GOAL: Give only the number of lines that include the string "hint".

Stored data:
▼▼▼

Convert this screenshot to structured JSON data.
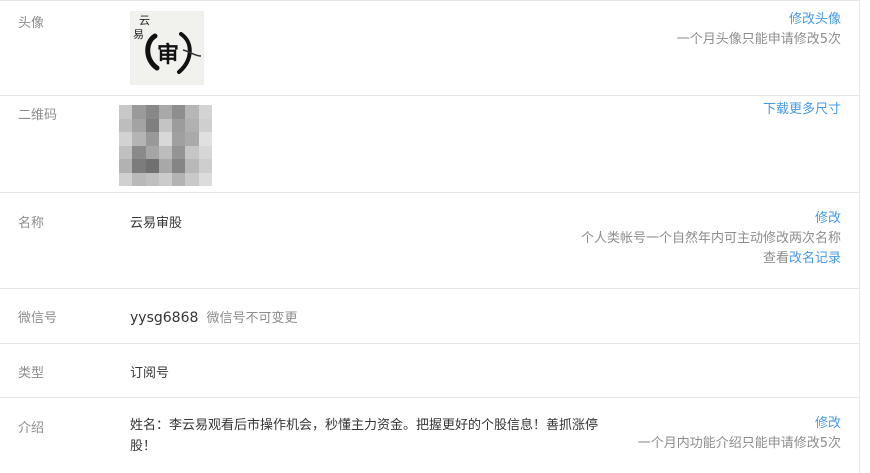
{
  "avatar": {
    "label": "头像",
    "action": "修改头像",
    "hint": "一个月头像只能申请修改5次",
    "logo_text_top": "云",
    "logo_text_side": "易",
    "logo_text_main": "审"
  },
  "qr": {
    "label": "二维码",
    "action": "下载更多尺寸"
  },
  "name": {
    "label": "名称",
    "value": "云易审股",
    "action": "修改",
    "hint": "个人类帐号一个自然年内可主动修改两次名称",
    "record_prefix": "查看",
    "record_link": "改名记录"
  },
  "wechat_id": {
    "label": "微信号",
    "value": "yysg6868",
    "note": "微信号不可变更"
  },
  "type": {
    "label": "类型",
    "value": "订阅号"
  },
  "intro": {
    "label": "介绍",
    "value": "姓名：李云易观看后市操作机会，秒懂主力资金。把握更好的个股信息！善抓涨停股！",
    "action": "修改",
    "hint": "一个月内功能介绍只能申请修改5次"
  },
  "colors": {
    "link": "#459ae9",
    "label": "#8d8d8d",
    "text": "#353535",
    "divider": "#e7e7eb"
  }
}
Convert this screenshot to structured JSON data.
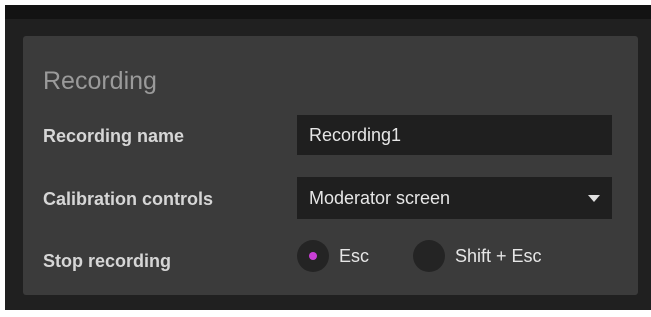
{
  "panel": {
    "title": "Recording",
    "recording_name": {
      "label": "Recording name",
      "value": "Recording1"
    },
    "calibration_controls": {
      "label": "Calibration controls",
      "selected": "Moderator screen"
    },
    "stop_recording": {
      "label": "Stop recording",
      "options": [
        {
          "label": "Esc",
          "selected": true
        },
        {
          "label": "Shift + Esc",
          "selected": false
        }
      ]
    }
  },
  "colors": {
    "accent": "#c93fd6",
    "panel_bg": "#3b3b3b",
    "input_bg": "#1f1f1f"
  }
}
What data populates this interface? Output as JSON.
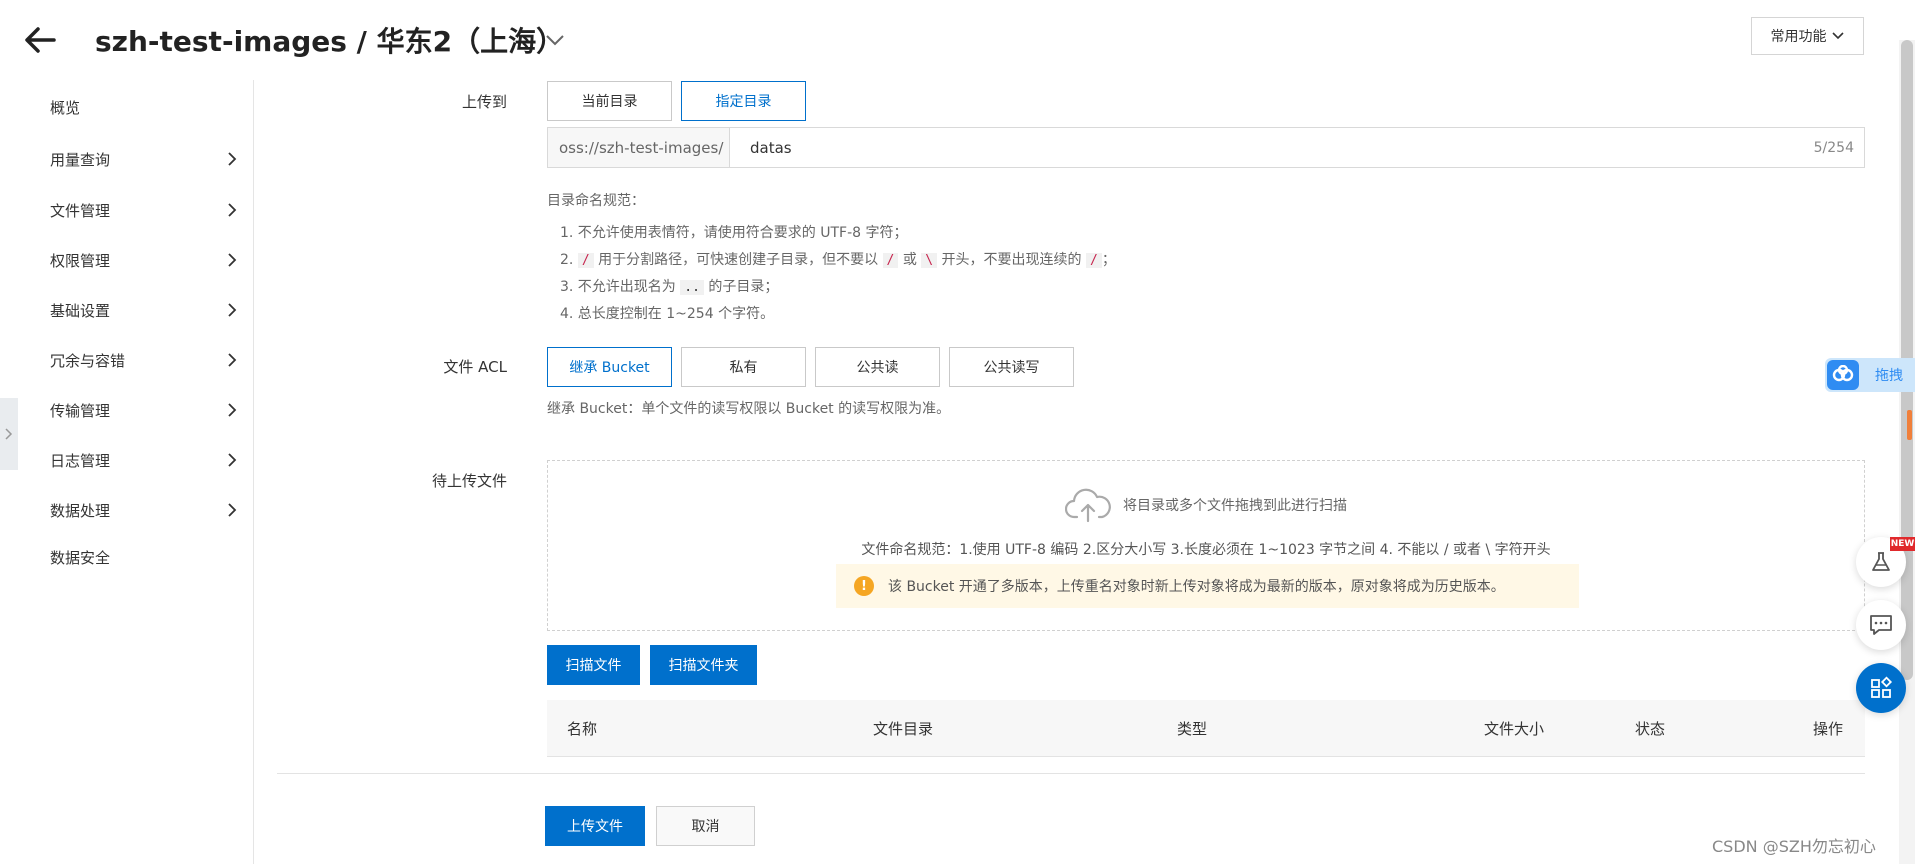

▲▲▲

RESPONSE TO THIS TASK: 3